(EXERCISE REQUIREMENTS) Copy every line of the material below word for word.

>> Start RECORD LIST

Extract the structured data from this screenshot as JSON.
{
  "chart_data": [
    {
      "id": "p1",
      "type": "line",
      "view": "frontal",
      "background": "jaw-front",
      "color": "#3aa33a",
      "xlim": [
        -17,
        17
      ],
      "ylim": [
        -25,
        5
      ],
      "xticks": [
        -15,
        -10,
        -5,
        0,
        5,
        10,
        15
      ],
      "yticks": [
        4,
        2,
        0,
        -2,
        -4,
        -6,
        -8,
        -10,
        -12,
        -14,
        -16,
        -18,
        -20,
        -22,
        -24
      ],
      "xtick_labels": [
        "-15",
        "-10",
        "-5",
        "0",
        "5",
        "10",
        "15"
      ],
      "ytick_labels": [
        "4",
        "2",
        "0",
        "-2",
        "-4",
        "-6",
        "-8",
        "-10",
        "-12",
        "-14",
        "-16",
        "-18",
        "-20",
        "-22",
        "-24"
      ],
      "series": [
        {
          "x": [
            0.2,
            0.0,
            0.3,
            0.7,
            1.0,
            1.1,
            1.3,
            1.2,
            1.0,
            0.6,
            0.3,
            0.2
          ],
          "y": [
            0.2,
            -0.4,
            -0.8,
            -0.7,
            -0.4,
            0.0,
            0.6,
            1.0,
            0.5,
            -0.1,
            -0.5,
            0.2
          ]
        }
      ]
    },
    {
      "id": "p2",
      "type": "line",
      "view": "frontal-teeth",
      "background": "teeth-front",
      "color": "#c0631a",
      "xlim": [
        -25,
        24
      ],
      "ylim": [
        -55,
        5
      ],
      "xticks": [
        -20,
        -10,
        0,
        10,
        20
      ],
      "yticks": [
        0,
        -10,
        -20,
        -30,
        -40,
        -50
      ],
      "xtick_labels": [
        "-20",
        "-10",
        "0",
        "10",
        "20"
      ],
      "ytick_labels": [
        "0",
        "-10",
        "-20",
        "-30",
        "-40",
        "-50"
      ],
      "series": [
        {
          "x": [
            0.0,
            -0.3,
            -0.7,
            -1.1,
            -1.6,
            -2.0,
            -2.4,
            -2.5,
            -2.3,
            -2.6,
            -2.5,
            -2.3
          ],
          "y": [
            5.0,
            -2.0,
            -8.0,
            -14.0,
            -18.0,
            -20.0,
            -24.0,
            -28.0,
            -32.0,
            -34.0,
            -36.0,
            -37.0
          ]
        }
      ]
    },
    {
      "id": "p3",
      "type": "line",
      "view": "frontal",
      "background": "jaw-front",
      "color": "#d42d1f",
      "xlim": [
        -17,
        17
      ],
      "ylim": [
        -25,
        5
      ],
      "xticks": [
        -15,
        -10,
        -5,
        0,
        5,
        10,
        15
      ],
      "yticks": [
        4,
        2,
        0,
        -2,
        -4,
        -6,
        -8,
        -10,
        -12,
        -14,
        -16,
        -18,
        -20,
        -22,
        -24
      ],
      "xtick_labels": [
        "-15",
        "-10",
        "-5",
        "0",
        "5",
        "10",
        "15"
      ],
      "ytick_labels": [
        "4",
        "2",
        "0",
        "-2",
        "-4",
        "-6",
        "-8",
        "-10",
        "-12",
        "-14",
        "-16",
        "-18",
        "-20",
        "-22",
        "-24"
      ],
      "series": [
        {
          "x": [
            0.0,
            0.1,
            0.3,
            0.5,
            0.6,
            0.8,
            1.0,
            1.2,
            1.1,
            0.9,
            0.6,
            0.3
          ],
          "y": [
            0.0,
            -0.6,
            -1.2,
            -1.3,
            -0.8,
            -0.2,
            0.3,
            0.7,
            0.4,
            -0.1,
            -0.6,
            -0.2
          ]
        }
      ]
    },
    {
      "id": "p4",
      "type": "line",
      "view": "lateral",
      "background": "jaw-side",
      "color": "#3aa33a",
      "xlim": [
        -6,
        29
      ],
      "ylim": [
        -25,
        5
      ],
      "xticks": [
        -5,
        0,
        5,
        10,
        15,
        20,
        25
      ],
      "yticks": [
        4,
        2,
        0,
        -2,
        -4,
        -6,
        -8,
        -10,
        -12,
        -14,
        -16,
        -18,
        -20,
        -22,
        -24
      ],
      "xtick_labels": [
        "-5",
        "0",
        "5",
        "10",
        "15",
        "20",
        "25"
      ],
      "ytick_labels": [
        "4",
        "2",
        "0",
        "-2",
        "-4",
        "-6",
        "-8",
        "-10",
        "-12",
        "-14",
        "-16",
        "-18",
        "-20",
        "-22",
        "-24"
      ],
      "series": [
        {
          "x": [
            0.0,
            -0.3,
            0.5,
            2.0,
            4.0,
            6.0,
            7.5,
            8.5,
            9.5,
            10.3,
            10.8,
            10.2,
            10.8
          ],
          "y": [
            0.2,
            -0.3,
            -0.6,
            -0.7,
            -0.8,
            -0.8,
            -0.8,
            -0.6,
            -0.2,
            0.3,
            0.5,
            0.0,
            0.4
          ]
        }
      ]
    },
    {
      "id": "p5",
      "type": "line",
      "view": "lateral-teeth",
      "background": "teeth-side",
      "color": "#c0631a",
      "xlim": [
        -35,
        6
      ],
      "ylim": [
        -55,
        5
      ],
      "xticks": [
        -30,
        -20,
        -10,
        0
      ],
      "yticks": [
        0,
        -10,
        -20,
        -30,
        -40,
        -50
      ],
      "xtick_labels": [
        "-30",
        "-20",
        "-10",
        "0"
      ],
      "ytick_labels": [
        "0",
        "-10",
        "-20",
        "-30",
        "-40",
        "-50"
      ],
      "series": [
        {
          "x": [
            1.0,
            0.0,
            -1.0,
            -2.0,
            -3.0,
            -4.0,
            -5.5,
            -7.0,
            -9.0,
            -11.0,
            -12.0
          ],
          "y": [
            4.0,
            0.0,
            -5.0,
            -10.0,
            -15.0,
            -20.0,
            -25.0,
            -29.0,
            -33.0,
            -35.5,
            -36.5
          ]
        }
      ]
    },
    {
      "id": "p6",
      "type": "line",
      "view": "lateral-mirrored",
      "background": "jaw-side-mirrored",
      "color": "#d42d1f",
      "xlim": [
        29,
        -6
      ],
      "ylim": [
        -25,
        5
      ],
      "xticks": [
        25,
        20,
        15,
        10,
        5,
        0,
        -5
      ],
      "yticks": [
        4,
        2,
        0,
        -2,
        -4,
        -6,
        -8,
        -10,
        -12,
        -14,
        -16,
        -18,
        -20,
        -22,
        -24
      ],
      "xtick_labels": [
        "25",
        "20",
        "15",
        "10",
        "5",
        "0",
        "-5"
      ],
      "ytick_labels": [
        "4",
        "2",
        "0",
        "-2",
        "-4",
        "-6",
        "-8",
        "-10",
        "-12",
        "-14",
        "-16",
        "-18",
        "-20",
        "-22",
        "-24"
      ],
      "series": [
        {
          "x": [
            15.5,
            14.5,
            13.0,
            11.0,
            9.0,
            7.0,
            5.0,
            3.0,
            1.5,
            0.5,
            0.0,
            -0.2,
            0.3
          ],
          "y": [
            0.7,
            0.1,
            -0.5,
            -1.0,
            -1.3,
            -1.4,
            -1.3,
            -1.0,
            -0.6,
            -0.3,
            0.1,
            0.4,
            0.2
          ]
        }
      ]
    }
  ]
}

>> End RECORD LIST

(COMPLETE RESPONSE)
Extract the structured data from this screenshot as JSON.
{
  "chart_data": [
    {
      "id": "p1",
      "type": "line",
      "view": "frontal",
      "background": "jaw-front",
      "color": "#3aa33a",
      "xlim": [
        -17,
        17
      ],
      "ylim": [
        -25,
        5
      ],
      "xticks": [
        -15,
        -10,
        -5,
        0,
        5,
        10,
        15
      ],
      "yticks": [
        4,
        2,
        0,
        -2,
        -4,
        -6,
        -8,
        -10,
        -12,
        -14,
        -16,
        -18,
        -20,
        -22,
        -24
      ],
      "xtick_labels": [
        "-15",
        "-10",
        "-5",
        "0",
        "5",
        "10",
        "15"
      ],
      "ytick_labels": [
        "4",
        "2",
        "0",
        "-2",
        "-4",
        "-6",
        "-8",
        "-10",
        "-12",
        "-14",
        "-16",
        "-18",
        "-20",
        "-22",
        "-24"
      ],
      "series": [
        {
          "x": [
            0.2,
            0.0,
            0.3,
            0.7,
            1.0,
            1.1,
            1.3,
            1.2,
            1.0,
            0.6,
            0.3,
            0.2
          ],
          "y": [
            0.2,
            -0.4,
            -0.8,
            -0.7,
            -0.4,
            0.0,
            0.6,
            1.0,
            0.5,
            -0.1,
            -0.5,
            0.2
          ]
        }
      ]
    },
    {
      "id": "p2",
      "type": "line",
      "view": "frontal-teeth",
      "background": "teeth-front",
      "color": "#c0631a",
      "xlim": [
        -25,
        24
      ],
      "ylim": [
        -55,
        5
      ],
      "xticks": [
        -20,
        -10,
        0,
        10,
        20
      ],
      "yticks": [
        0,
        -10,
        -20,
        -30,
        -40,
        -50
      ],
      "xtick_labels": [
        "-20",
        "-10",
        "0",
        "10",
        "20"
      ],
      "ytick_labels": [
        "0",
        "-10",
        "-20",
        "-30",
        "-40",
        "-50"
      ],
      "series": [
        {
          "x": [
            0.0,
            -0.3,
            -0.7,
            -1.1,
            -1.6,
            -2.0,
            -2.4,
            -2.5,
            -2.3,
            -2.6,
            -2.5,
            -2.3
          ],
          "y": [
            5.0,
            -2.0,
            -8.0,
            -14.0,
            -18.0,
            -20.0,
            -24.0,
            -28.0,
            -32.0,
            -34.0,
            -36.0,
            -37.0
          ]
        }
      ]
    },
    {
      "id": "p3",
      "type": "line",
      "view": "frontal",
      "background": "jaw-front",
      "color": "#d42d1f",
      "xlim": [
        -17,
        17
      ],
      "ylim": [
        -25,
        5
      ],
      "xticks": [
        -15,
        -10,
        -5,
        0,
        5,
        10,
        15
      ],
      "yticks": [
        4,
        2,
        0,
        -2,
        -4,
        -6,
        -8,
        -10,
        -12,
        -14,
        -16,
        -18,
        -20,
        -22,
        -24
      ],
      "xtick_labels": [
        "-15",
        "-10",
        "-5",
        "0",
        "5",
        "10",
        "15"
      ],
      "ytick_labels": [
        "4",
        "2",
        "0",
        "-2",
        "-4",
        "-6",
        "-8",
        "-10",
        "-12",
        "-14",
        "-16",
        "-18",
        "-20",
        "-22",
        "-24"
      ],
      "series": [
        {
          "x": [
            0.0,
            0.1,
            0.3,
            0.5,
            0.6,
            0.8,
            1.0,
            1.2,
            1.1,
            0.9,
            0.6,
            0.3
          ],
          "y": [
            0.0,
            -0.6,
            -1.2,
            -1.3,
            -0.8,
            -0.2,
            0.3,
            0.7,
            0.4,
            -0.1,
            -0.6,
            -0.2
          ]
        }
      ]
    },
    {
      "id": "p4",
      "type": "line",
      "view": "lateral",
      "background": "jaw-side",
      "color": "#3aa33a",
      "xlim": [
        -6,
        29
      ],
      "ylim": [
        -25,
        5
      ],
      "xticks": [
        -5,
        0,
        5,
        10,
        15,
        20,
        25
      ],
      "yticks": [
        4,
        2,
        0,
        -2,
        -4,
        -6,
        -8,
        -10,
        -12,
        -14,
        -16,
        -18,
        -20,
        -22,
        -24
      ],
      "xtick_labels": [
        "-5",
        "0",
        "5",
        "10",
        "15",
        "20",
        "25"
      ],
      "ytick_labels": [
        "4",
        "2",
        "0",
        "-2",
        "-4",
        "-6",
        "-8",
        "-10",
        "-12",
        "-14",
        "-16",
        "-18",
        "-20",
        "-22",
        "-24"
      ],
      "series": [
        {
          "x": [
            0.0,
            -0.3,
            0.5,
            2.0,
            4.0,
            6.0,
            7.5,
            8.5,
            9.5,
            10.3,
            10.8,
            10.2,
            10.8
          ],
          "y": [
            0.2,
            -0.3,
            -0.6,
            -0.7,
            -0.8,
            -0.8,
            -0.8,
            -0.6,
            -0.2,
            0.3,
            0.5,
            0.0,
            0.4
          ]
        }
      ]
    },
    {
      "id": "p5",
      "type": "line",
      "view": "lateral-teeth",
      "background": "teeth-side",
      "color": "#c0631a",
      "xlim": [
        -35,
        6
      ],
      "ylim": [
        -55,
        5
      ],
      "xticks": [
        -30,
        -20,
        -10,
        0
      ],
      "yticks": [
        0,
        -10,
        -20,
        -30,
        -40,
        -50
      ],
      "xtick_labels": [
        "-30",
        "-20",
        "-10",
        "0"
      ],
      "ytick_labels": [
        "0",
        "-10",
        "-20",
        "-30",
        "-40",
        "-50"
      ],
      "series": [
        {
          "x": [
            1.0,
            0.0,
            -1.0,
            -2.0,
            -3.0,
            -4.0,
            -5.5,
            -7.0,
            -9.0,
            -11.0,
            -12.0
          ],
          "y": [
            4.0,
            0.0,
            -5.0,
            -10.0,
            -15.0,
            -20.0,
            -25.0,
            -29.0,
            -33.0,
            -35.5,
            -36.5
          ]
        }
      ]
    },
    {
      "id": "p6",
      "type": "line",
      "view": "lateral-mirrored",
      "background": "jaw-side-mirrored",
      "color": "#d42d1f",
      "xlim": [
        29,
        -6
      ],
      "ylim": [
        -25,
        5
      ],
      "xticks": [
        25,
        20,
        15,
        10,
        5,
        0,
        -5
      ],
      "yticks": [
        4,
        2,
        0,
        -2,
        -4,
        -6,
        -8,
        -10,
        -12,
        -14,
        -16,
        -18,
        -20,
        -22,
        -24
      ],
      "xtick_labels": [
        "25",
        "20",
        "15",
        "10",
        "5",
        "0",
        "-5"
      ],
      "ytick_labels": [
        "4",
        "2",
        "0",
        "-2",
        "-4",
        "-6",
        "-8",
        "-10",
        "-12",
        "-14",
        "-16",
        "-18",
        "-20",
        "-22",
        "-24"
      ],
      "series": [
        {
          "x": [
            15.5,
            14.5,
            13.0,
            11.0,
            9.0,
            7.0,
            5.0,
            3.0,
            1.5,
            0.5,
            0.0,
            -0.2,
            0.3
          ],
          "y": [
            0.7,
            0.1,
            -0.5,
            -1.0,
            -1.3,
            -1.4,
            -1.3,
            -1.0,
            -0.6,
            -0.3,
            0.1,
            0.4,
            0.2
          ]
        }
      ]
    }
  ]
}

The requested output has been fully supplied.